What to produce:
Your task is to extract every entry that follows word for word while excluding the pictures.

┌──

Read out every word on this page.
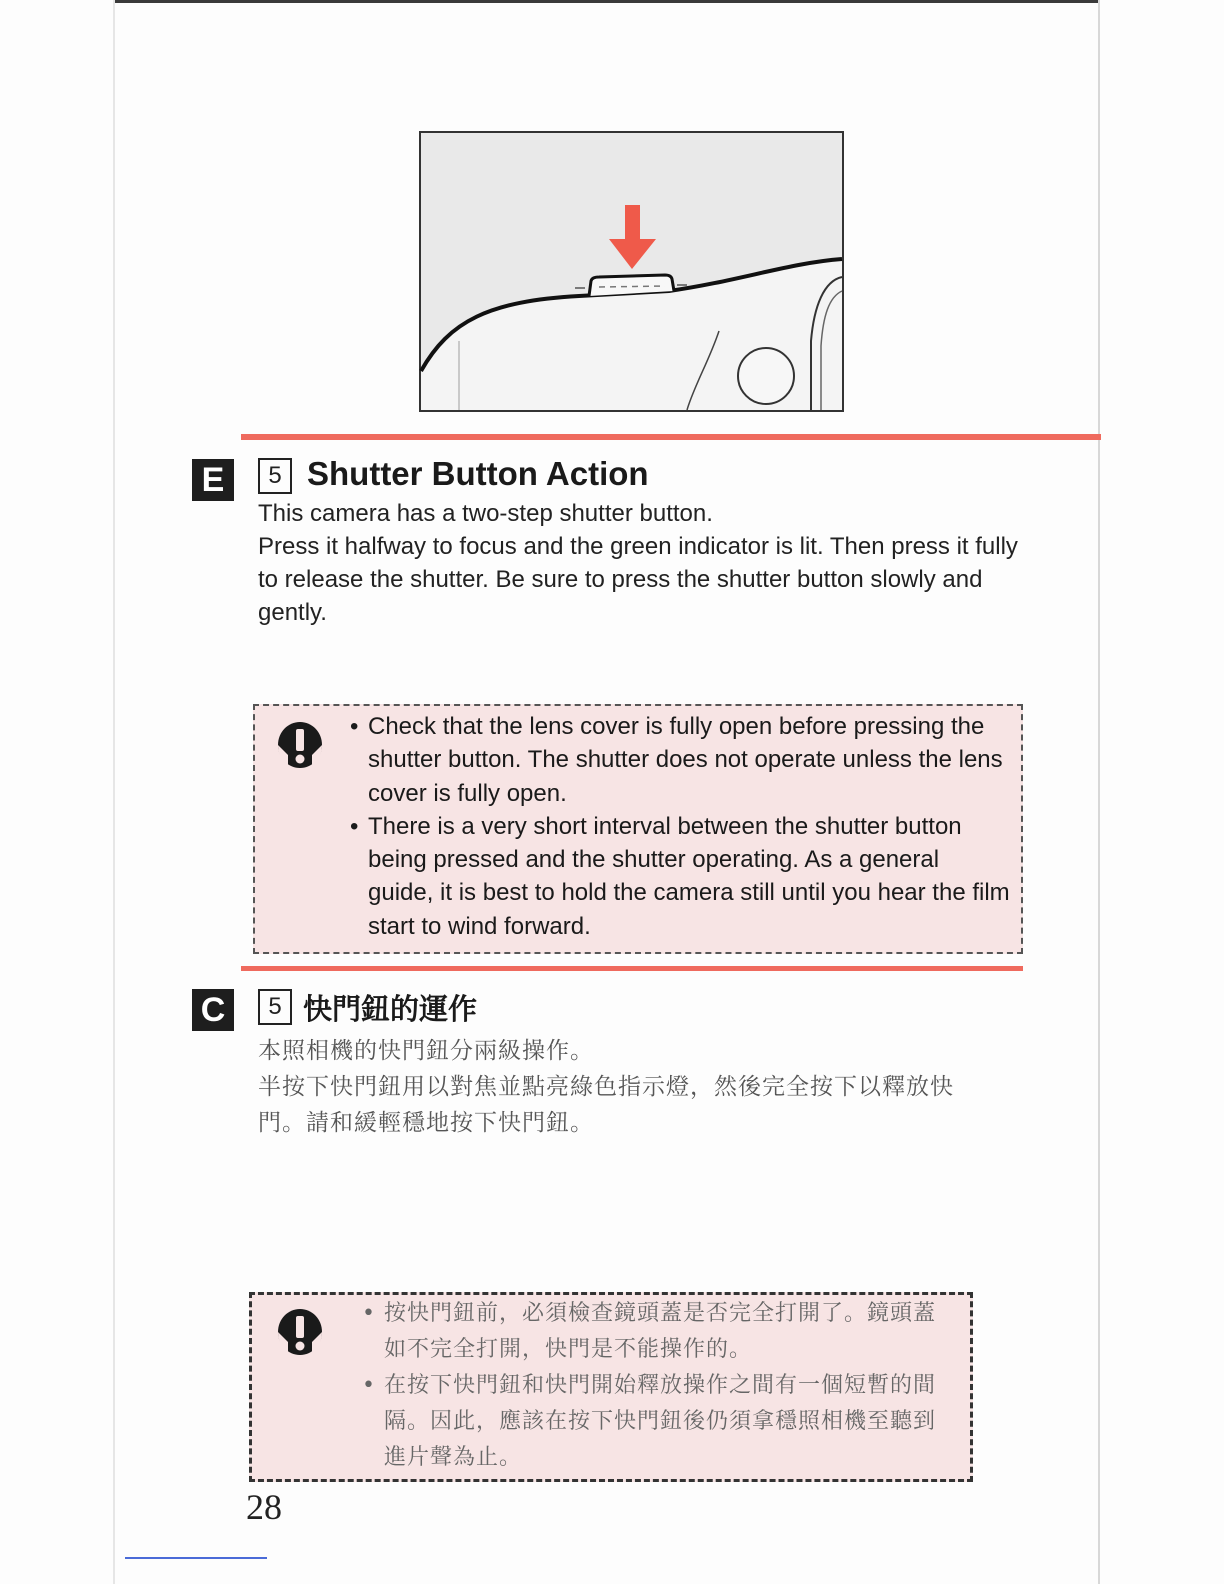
E	5 Shutter Button Action

This camera has a two-step shutter button.

Press it halfway to focus and the green indicator is lit. Then press it fully to release the shutter. Be sure to press the shutter button slowly and gently.

• Check that the lens cover is fully open before pressing the shutter button. The shutter does not operate unless the lens cover is fully open.
• There is a very short interval between the shutter button being pressed and the shutter operating. As a general guide, it is best to hold the camera still until you hear the film start to wind forward.
C	5 快門鈕的運作

本照相機的快門鈕分兩級操作。

半按下快門鈕用以對焦並點亮綠色指示燈，然後完全按下以釋放快門。請和緩輕穩地按下快門鈕。

• 按快門鈕前，必須檢查鏡頭蓋是否完全打開了。鏡頭蓋如不完全打開，快門是不能操作的。
• 在按下快門鈕和快門開始釋放操作之間有一個短暫的間隔。因此，應該在按下快門鈕後仍須拿穩照相機至聽到進片聲為止。
28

└──

The response:
Read out every word on this page.
E	5 Shutter Button Action

This camera has a two-step shutter button.

Press it halfway to focus and the green indicator is lit. Then press it fully to release the shutter. Be sure to press the shutter button slowly and gently.

• Check that the lens cover is fully open before pressing the shutter button. The shutter does not operate unless the lens cover is fully open.
• There is a very short interval between the shutter button being pressed and the shutter operating. As a general guide, it is best to hold the camera still until you hear the film start to wind forward.
C	5 快門鈕的運作

本照相機的快門鈕分兩級操作。

半按下快門鈕用以對焦並點亮綠色指示燈，然後完全按下以釋放快門。請和緩輕穩地按下快門鈕。

• 按快門鈕前，必須檢查鏡頭蓋是否完全打開了。鏡頭蓋如不完全打開，快門是不能操作的。
• 在按下快門鈕和快門開始釋放操作之間有一個短暫的間隔。因此，應該在按下快門鈕後仍須拿穩照相機至聽到進片聲為止。
28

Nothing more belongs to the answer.